■ Exercise prompt:
Return each line of the listing below that contains the word "Annuels".

■ Information supplied:
---

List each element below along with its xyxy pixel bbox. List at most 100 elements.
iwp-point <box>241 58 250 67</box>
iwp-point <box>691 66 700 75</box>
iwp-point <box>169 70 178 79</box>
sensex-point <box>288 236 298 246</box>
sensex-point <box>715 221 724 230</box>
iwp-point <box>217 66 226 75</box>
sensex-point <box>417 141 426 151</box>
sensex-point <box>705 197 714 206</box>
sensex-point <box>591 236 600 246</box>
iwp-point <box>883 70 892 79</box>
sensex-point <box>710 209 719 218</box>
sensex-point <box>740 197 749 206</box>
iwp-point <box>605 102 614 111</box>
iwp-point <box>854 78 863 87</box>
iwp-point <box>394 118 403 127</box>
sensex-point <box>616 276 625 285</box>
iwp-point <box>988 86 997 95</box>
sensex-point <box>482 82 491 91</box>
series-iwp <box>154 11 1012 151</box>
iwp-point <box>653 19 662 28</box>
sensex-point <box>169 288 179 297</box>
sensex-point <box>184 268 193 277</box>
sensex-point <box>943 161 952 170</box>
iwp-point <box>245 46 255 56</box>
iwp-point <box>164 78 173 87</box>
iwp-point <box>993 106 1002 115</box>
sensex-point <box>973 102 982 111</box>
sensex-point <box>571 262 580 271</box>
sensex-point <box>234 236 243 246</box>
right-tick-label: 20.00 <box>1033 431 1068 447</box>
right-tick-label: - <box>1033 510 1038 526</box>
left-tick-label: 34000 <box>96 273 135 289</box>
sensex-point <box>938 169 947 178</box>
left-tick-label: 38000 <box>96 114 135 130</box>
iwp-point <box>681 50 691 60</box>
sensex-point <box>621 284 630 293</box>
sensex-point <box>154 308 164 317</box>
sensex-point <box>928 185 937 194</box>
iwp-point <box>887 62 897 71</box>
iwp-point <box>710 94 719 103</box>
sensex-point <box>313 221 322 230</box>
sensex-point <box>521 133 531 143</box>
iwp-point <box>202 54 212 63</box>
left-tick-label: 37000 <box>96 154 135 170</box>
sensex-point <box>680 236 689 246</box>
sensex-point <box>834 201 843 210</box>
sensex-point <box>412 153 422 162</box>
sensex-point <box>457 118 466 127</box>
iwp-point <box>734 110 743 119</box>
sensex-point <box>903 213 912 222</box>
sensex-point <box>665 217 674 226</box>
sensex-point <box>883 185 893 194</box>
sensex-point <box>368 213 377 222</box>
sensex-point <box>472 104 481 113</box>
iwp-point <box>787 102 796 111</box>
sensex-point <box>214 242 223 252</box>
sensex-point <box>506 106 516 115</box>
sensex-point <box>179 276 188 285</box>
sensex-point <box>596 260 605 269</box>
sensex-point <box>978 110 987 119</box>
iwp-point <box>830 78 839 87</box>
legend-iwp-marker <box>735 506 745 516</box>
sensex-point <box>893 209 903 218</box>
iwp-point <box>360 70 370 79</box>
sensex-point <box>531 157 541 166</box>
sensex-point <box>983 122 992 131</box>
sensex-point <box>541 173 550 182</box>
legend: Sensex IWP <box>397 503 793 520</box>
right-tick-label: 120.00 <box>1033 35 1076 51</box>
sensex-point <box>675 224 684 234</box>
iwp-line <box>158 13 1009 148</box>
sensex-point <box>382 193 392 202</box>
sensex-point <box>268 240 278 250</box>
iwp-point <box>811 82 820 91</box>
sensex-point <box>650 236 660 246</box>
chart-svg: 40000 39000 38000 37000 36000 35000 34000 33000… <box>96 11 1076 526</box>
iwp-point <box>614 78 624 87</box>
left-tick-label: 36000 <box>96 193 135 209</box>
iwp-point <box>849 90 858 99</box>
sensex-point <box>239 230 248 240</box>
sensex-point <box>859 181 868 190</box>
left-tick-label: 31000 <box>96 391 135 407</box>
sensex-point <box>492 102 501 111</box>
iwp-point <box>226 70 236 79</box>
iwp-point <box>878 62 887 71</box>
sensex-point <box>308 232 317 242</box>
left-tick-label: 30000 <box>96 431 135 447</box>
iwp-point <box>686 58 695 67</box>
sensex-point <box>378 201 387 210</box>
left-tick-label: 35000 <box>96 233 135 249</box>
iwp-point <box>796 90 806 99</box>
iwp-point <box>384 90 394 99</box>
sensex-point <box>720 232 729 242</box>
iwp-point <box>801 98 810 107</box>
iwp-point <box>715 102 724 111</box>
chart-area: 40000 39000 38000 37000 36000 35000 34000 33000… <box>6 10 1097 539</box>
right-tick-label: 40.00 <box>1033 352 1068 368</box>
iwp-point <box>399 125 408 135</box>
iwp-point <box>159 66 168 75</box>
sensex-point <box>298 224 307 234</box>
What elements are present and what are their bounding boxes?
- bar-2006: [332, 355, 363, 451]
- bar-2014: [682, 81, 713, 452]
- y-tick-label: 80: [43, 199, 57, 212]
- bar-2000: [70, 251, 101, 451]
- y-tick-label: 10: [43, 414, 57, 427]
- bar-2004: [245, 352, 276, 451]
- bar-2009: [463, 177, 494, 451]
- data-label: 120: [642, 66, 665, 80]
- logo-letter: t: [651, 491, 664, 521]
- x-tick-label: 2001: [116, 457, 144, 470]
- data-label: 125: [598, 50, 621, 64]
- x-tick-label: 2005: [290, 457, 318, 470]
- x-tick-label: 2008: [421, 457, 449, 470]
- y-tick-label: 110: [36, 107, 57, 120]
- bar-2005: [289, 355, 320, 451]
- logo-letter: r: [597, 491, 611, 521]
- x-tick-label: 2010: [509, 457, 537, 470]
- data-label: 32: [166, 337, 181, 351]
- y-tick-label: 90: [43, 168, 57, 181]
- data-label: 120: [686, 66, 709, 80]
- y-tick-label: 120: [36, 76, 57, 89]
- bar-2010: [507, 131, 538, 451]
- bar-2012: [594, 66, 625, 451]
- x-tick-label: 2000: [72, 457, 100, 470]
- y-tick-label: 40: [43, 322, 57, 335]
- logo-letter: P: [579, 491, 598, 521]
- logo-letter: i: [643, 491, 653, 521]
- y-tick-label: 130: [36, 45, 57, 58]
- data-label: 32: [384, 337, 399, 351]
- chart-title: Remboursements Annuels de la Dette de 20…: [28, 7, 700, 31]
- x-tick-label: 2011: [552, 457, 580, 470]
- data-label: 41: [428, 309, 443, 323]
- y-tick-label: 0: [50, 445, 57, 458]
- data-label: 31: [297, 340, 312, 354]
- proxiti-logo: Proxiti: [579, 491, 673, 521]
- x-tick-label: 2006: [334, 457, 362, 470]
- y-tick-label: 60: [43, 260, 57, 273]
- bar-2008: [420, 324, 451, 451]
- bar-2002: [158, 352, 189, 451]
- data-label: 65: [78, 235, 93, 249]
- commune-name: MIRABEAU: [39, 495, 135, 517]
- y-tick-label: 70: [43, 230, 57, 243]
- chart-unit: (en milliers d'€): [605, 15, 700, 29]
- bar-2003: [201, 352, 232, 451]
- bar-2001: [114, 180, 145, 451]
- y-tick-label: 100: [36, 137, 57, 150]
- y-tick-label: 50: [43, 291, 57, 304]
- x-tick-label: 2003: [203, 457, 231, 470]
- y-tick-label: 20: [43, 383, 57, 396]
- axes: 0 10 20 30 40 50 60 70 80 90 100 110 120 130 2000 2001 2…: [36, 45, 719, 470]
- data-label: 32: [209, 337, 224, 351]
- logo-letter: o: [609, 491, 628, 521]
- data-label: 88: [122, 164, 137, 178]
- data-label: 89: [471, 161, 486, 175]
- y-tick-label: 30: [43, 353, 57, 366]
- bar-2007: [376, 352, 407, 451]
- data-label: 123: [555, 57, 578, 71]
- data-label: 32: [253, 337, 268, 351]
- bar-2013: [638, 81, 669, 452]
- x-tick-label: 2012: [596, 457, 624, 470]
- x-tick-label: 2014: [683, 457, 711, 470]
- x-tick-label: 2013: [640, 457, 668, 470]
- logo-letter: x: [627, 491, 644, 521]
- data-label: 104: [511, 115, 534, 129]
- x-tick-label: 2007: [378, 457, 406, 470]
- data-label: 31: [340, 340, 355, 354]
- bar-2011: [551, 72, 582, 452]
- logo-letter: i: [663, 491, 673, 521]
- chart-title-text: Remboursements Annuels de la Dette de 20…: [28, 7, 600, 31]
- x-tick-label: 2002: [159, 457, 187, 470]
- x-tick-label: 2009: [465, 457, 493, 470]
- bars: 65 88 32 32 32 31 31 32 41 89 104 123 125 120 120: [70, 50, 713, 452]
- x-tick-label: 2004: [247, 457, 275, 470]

---

■ Answer to the task:
- chart-title: Remboursements Annuels de la Dette de 20…: [28, 7, 700, 31]
- chart-title-text: Remboursements Annuels de la Dette de 20…: [28, 7, 600, 31]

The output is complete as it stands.